** WHAT THE TASK REQUIRES **
Set down the material below in full, matching it exactly.

** RECORD EXTRACTS **

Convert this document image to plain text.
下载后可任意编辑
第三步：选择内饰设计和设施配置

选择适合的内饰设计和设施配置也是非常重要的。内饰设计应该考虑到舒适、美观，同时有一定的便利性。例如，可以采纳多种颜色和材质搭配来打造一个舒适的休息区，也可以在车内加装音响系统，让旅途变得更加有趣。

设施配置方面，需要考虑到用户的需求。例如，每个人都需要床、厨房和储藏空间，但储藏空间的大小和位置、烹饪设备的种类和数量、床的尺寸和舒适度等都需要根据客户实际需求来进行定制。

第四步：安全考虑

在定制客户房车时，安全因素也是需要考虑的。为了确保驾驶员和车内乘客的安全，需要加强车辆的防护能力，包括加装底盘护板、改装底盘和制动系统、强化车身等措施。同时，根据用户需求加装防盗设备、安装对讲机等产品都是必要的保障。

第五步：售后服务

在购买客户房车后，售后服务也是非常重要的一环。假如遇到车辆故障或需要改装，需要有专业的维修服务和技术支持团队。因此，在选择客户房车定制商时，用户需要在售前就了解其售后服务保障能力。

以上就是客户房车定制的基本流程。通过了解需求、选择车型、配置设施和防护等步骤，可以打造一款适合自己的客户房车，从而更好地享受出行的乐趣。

** ANSWER TO THE TASK **
Convert this document image to plain text.
下载后可任意编辑
第三步：选择内饰设计和设施配置

选择适合的内饰设计和设施配置也是非常重要的。内饰设计应该考虑到舒适、美观，同时有一定的便利性。例如，可以采纳多种颜色和材质搭配来打造一个舒适的休息区，也可以在车内加装音响系统，让旅途变得更加有趣。

设施配置方面，需要考虑到用户的需求。例如，每个人都需要床、厨房和储藏空间，但储藏空间的大小和位置、烹饪设备的种类和数量、床的尺寸和舒适度等都需要根据客户实际需求来进行定制。

第四步：安全考虑

在定制客户房车时，安全因素也是需要考虑的。为了确保驾驶员和车内乘客的安全，需要加强车辆的防护能力，包括加装底盘护板、改装底盘和制动系统、强化车身等措施。同时，根据用户需求加装防盗设备、安装对讲机等产品都是必要的保障。

第五步：售后服务

在购买客户房车后，售后服务也是非常重要的一环。假如遇到车辆故障或需要改装，需要有专业的维修服务和技术支持团队。因此，在选择客户房车定制商时，用户需要在售前就了解其售后服务保障能力。

以上就是客户房车定制的基本流程。通过了解需求、选择车型、配置设施和防护等步骤，可以打造一款适合自己的客户房车，从而更好地享受出行的乐趣。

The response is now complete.